What to do — With the pictures left out, copy the listing below exactly.

---

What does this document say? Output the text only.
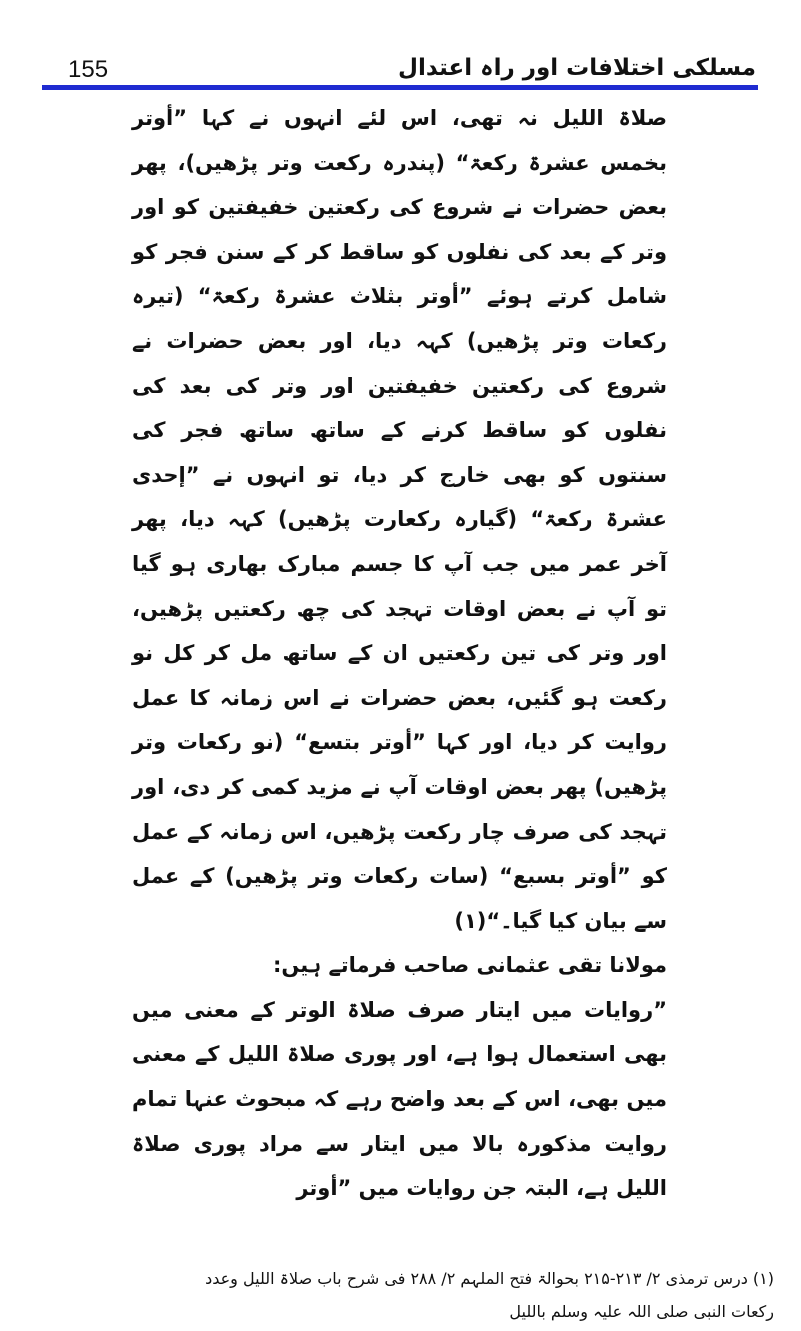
155	مسلکی اختلافات اور راہ اعتدال

صلاۃ اللیل نہ تھی، اس لئے انہوں نے کہا ”أوتر بخمس عشرۃ رکعۃ“ (پندرہ رکعت وتر پڑھیں)، پھر بعض حضرات نے شروع کی رکعتین خفیفتین کو اور وتر کے بعد کی نفلوں کو ساقط کر کے سنن فجر کو شامل کرتے ہوئے ”أوتر بثلاث عشرۃ رکعۃ“ (تیرہ رکعات وتر پڑھیں) کہہ دیا، اور بعض حضرات نے شروع کی رکعتین خفیفتین اور وتر کی بعد کی نفلوں کو ساقط کرنے کے ساتھ ساتھ فجر کی سنتوں کو بھی خارج کر دیا، تو انہوں نے ”إحدی عشرۃ رکعۃ“ (گیارہ رکعارت پڑھیں) کہہ دیا، پھر آخر عمر میں جب آپ کا جسم مبارک بھاری ہو گیا تو آپ نے بعض اوقات تہجد کی چھ رکعتیں پڑھیں، اور وتر کی تین رکعتیں ان کے ساتھ مل کر کل نو رکعت ہو گئیں، بعض حضرات نے اس زمانہ کا عمل روایت کر دیا، اور کہا ”أوتر بتسع“ (نو رکعات وتر پڑھیں) پھر بعض اوقات آپ نے مزید کمی کر دی، اور تہجد کی صرف چار رکعت پڑھیں، اس زمانہ کے عمل کو ”أوتر بسبع“ (سات رکعات وتر پڑھیں) کے عمل سے بیان کیا گیا۔“(۱)
مولانا تقی عثمانی صاحب فرماتے ہیں:
”روایات میں ایتار صرف صلاۃ الوتر کے معنی میں بھی استعمال ہوا ہے، اور پوری صلاۃ اللیل کے معنی میں بھی، اس کے بعد واضح رہے کہ مبحوث عنہا تمام روایت مذکورہ بالا میں ایتار سے مراد پوری صلاۃ اللیل ہے، البتہ جن روایات میں ”أوتر

(۱) درس ترمذی ۲/ ۲۱۳-۲۱۵ بحوالۃ فتح الملہم ۲/ ۲۸۸ فی شرح باب صلاۃ اللیل وعدد
رکعات النبی صلی اللہ علیہ وسلم باللیل
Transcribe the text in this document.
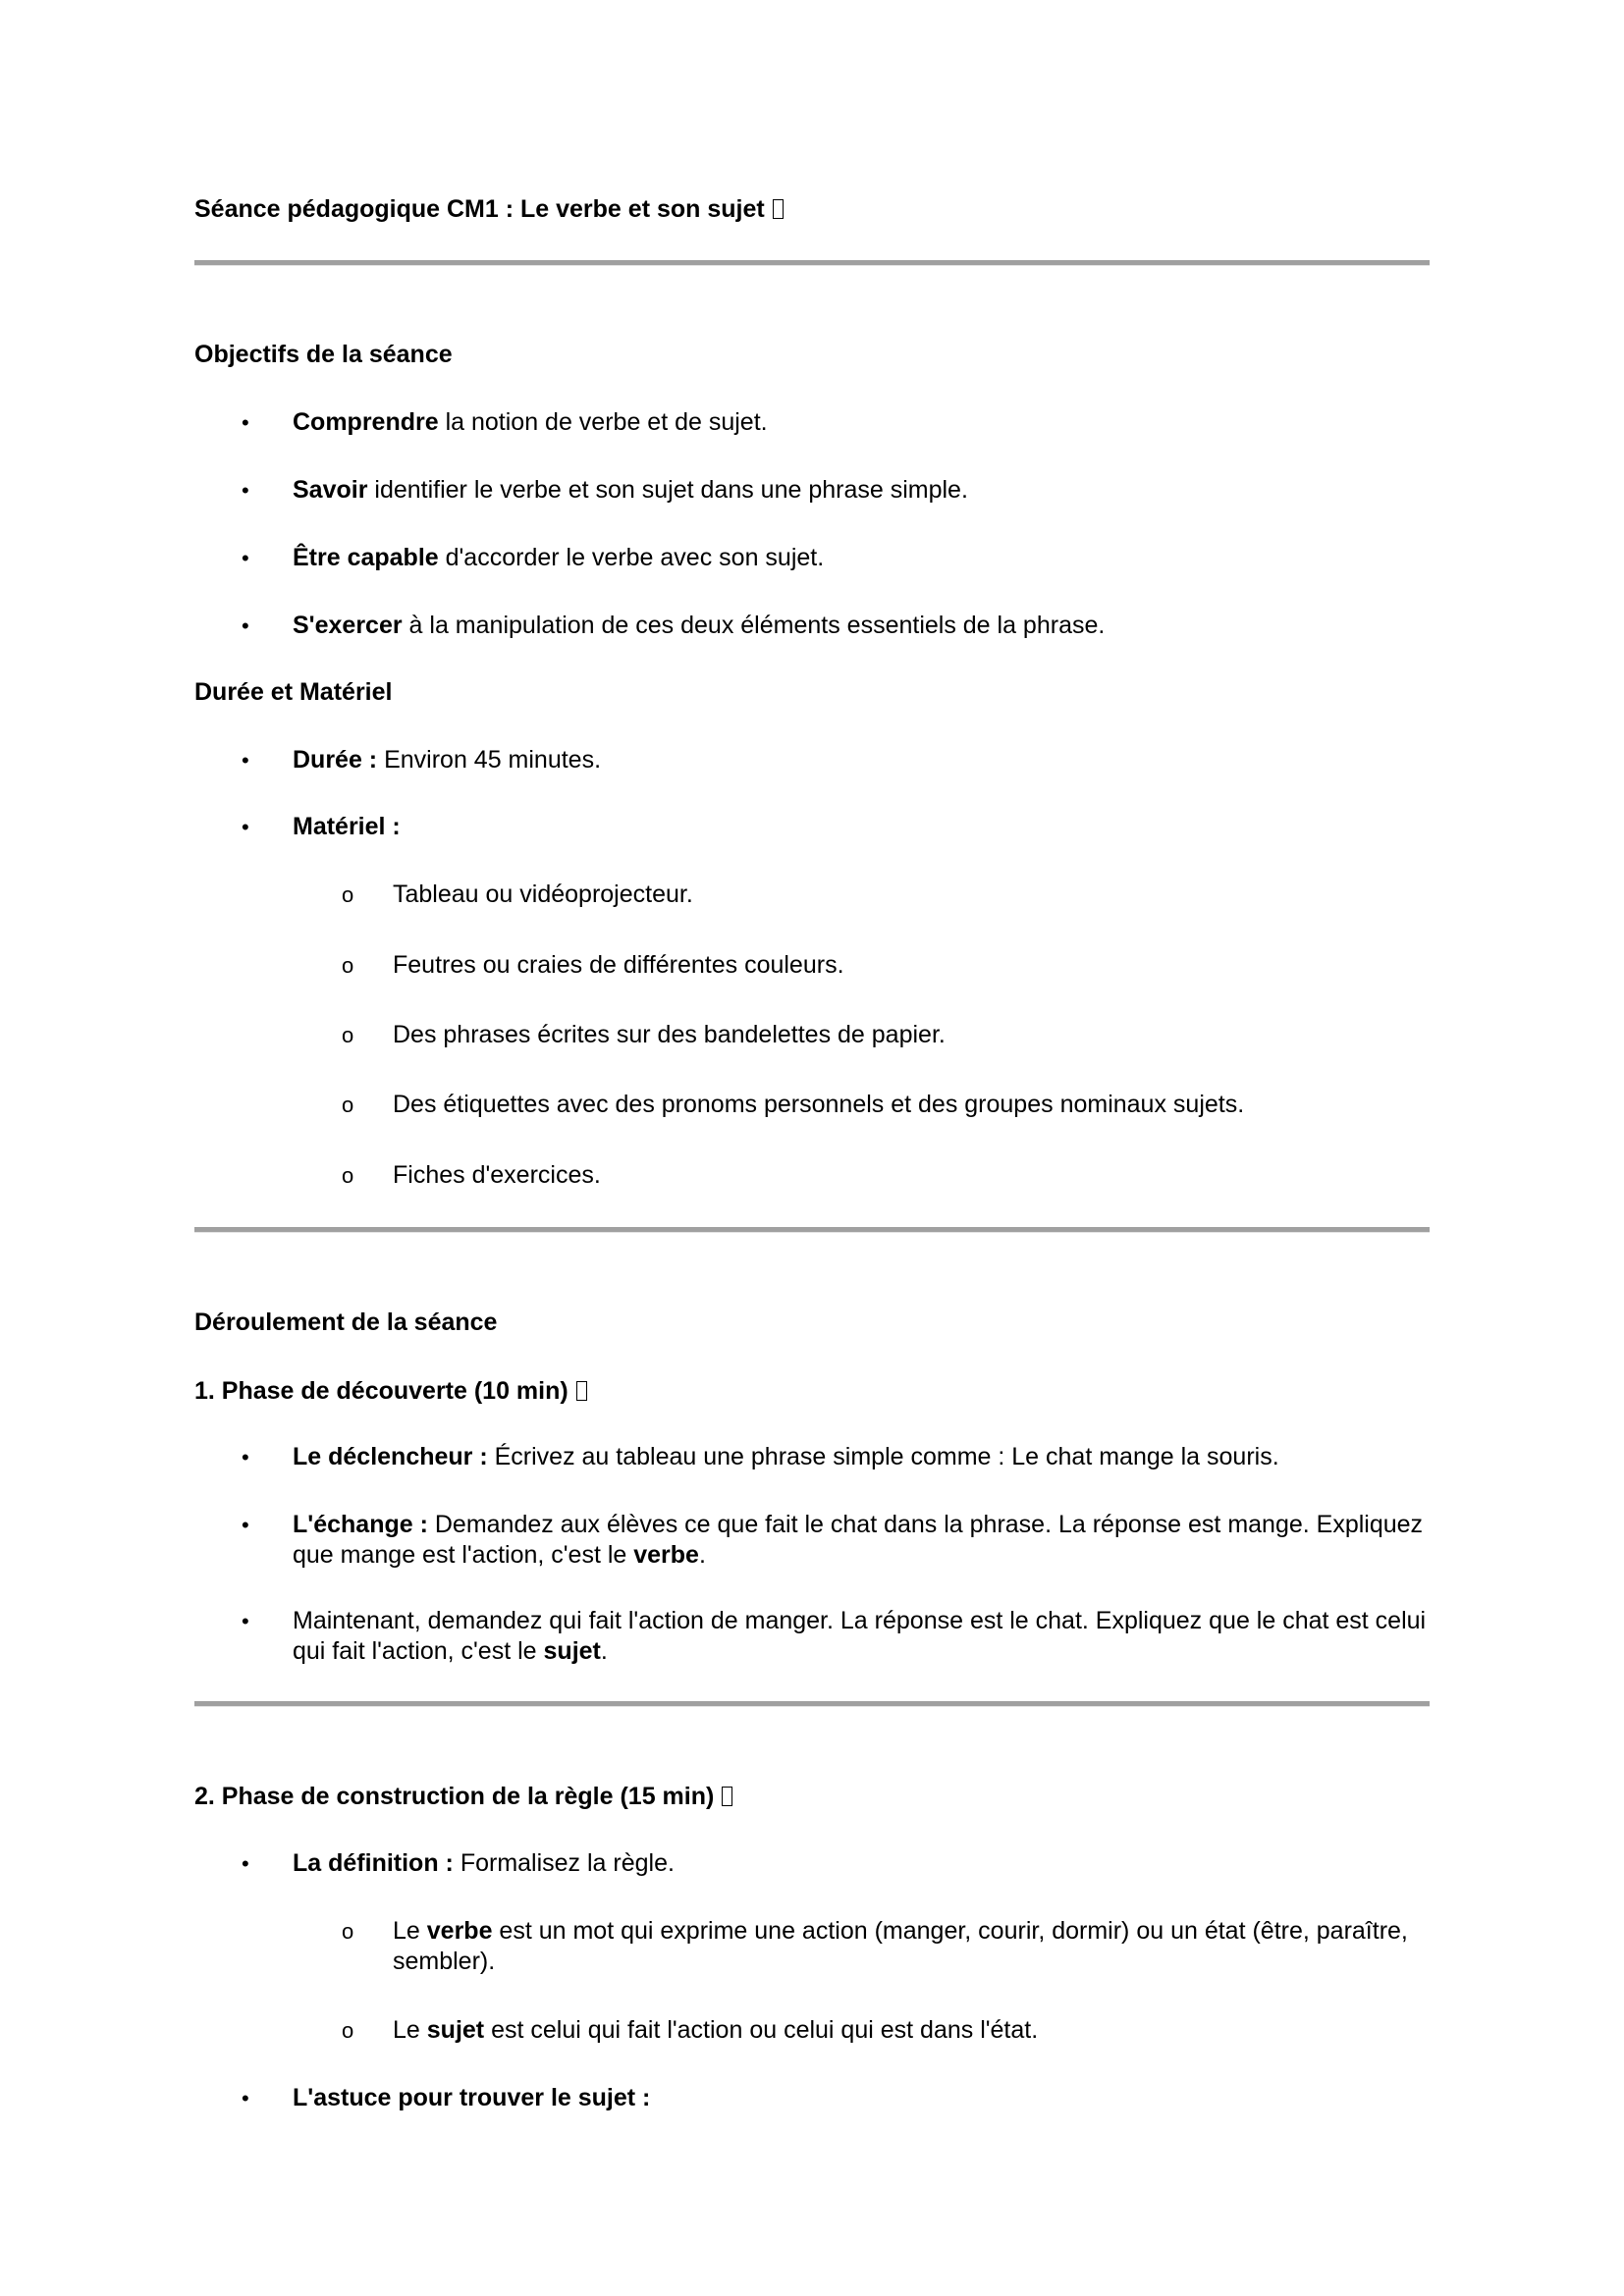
Séance pédagogique CM1 : Le verbe et son sujet
Objectifs de la séance
• Comprendre la notion de verbe et de sujet.
• Savoir identifier le verbe et son sujet dans une phrase simple.
• Être capable d'accorder le verbe avec son sujet.
• S'exercer à la manipulation de ces deux éléments essentiels de la phrase.
Durée et Matériel
• Durée : Environ 45 minutes.
• Matériel :
o Tableau ou vidéoprojecteur.
o Feutres ou craies de différentes couleurs.
o Des phrases écrites sur des bandelettes de papier.
o Des étiquettes avec des pronoms personnels et des groupes nominaux sujets.
o Fiches d'exercices.
Déroulement de la séance
1. Phase de découverte (10 min)
• Le déclencheur : Écrivez au tableau une phrase simple comme : Le chat mange la souris.
• L'échange : Demandez aux élèves ce que fait le chat dans la phrase. La réponse est mange. Expliquez que mange est l'action, c'est le verbe.
• Maintenant, demandez qui fait l'action de manger. La réponse est le chat. Expliquez que le chat est celui qui fait l'action, c'est le sujet.
2. Phase de construction de la règle (15 min)
• La définition : Formalisez la règle.
o Le verbe est un mot qui exprime une action (manger, courir, dormir) ou un état (être, paraître, sembler).
o Le sujet est celui qui fait l'action ou celui qui est dans l'état.
• L'astuce pour trouver le sujet :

---

Answer to the problem —
What does this document say? Output the text only.
155	مسلکی اختلافات اور راہ اعتدال

صلاۃ اللیل نہ تھی، اس لئے انہوں نے کہا ”أوتر بخمس عشرۃ رکعۃ“ (پندرہ رکعت وتر پڑھیں)، پھر بعض حضرات نے شروع کی رکعتین خفیفتین کو اور وتر کے بعد کی نفلوں کو ساقط کر کے سنن فجر کو شامل کرتے ہوئے ”أوتر بثلاث عشرۃ رکعۃ“ (تیرہ رکعات وتر پڑھیں) کہہ دیا، اور بعض حضرات نے شروع کی رکعتین خفیفتین اور وتر کی بعد کی نفلوں کو ساقط کرنے کے ساتھ ساتھ فجر کی سنتوں کو بھی خارج کر دیا، تو انہوں نے ”إحدی عشرۃ رکعۃ“ (گیارہ رکعارت پڑھیں) کہہ دیا، پھر آخر عمر میں جب آپ کا جسم مبارک بھاری ہو گیا تو آپ نے بعض اوقات تہجد کی چھ رکعتیں پڑھیں، اور وتر کی تین رکعتیں ان کے ساتھ مل کر کل نو رکعت ہو گئیں، بعض حضرات نے اس زمانہ کا عمل روایت کر دیا، اور کہا ”أوتر بتسع“ (نو رکعات وتر پڑھیں) پھر بعض اوقات آپ نے مزید کمی کر دی، اور تہجد کی صرف چار رکعت پڑھیں، اس زمانہ کے عمل کو ”أوتر بسبع“ (سات رکعات وتر پڑھیں) کے عمل سے بیان کیا گیا۔“(۱)
مولانا تقی عثمانی صاحب فرماتے ہیں:
”روایات میں ایتار صرف صلاۃ الوتر کے معنی میں بھی استعمال ہوا ہے، اور پوری صلاۃ اللیل کے معنی میں بھی، اس کے بعد واضح رہے کہ مبحوث عنہا تمام روایت مذکورہ بالا میں ایتار سے مراد پوری صلاۃ اللیل ہے، البتہ جن روایات میں ”أوتر

(۱) درس ترمذی ۲/ ۲۱۳-۲۱۵ بحوالۃ فتح الملہم ۲/ ۲۸۸ فی شرح باب صلاۃ اللیل وعدد
رکعات النبی صلی اللہ علیہ وسلم باللیل
Transcribe the text in this document.
Séance pédagogique CM1 : Le verbe et son sujet
Objectifs de la séance
• Comprendre la notion de verbe et de sujet.
• Savoir identifier le verbe et son sujet dans une phrase simple.
• Être capable d'accorder le verbe avec son sujet.
• S'exercer à la manipulation de ces deux éléments essentiels de la phrase.
Durée et Matériel
• Durée : Environ 45 minutes.
• Matériel :
o Tableau ou vidéoprojecteur.
o Feutres ou craies de différentes couleurs.
o Des phrases écrites sur des bandelettes de papier.
o Des étiquettes avec des pronoms personnels et des groupes nominaux sujets.
o Fiches d'exercices.
Déroulement de la séance
1. Phase de découverte (10 min)
• Le déclencheur : Écrivez au tableau une phrase simple comme : Le chat mange la souris.
• L'échange : Demandez aux élèves ce que fait le chat dans la phrase. La réponse est mange. Expliquez que mange est l'action, c'est le verbe.
• Maintenant, demandez qui fait l'action de manger. La réponse est le chat. Expliquez que le chat est celui qui fait l'action, c'est le sujet.
2. Phase de construction de la règle (15 min)
• La définition : Formalisez la règle.
o Le verbe est un mot qui exprime une action (manger, courir, dormir) ou un état (être, paraître, sembler).
o Le sujet est celui qui fait l'action ou celui qui est dans l'état.
• L'astuce pour trouver le sujet :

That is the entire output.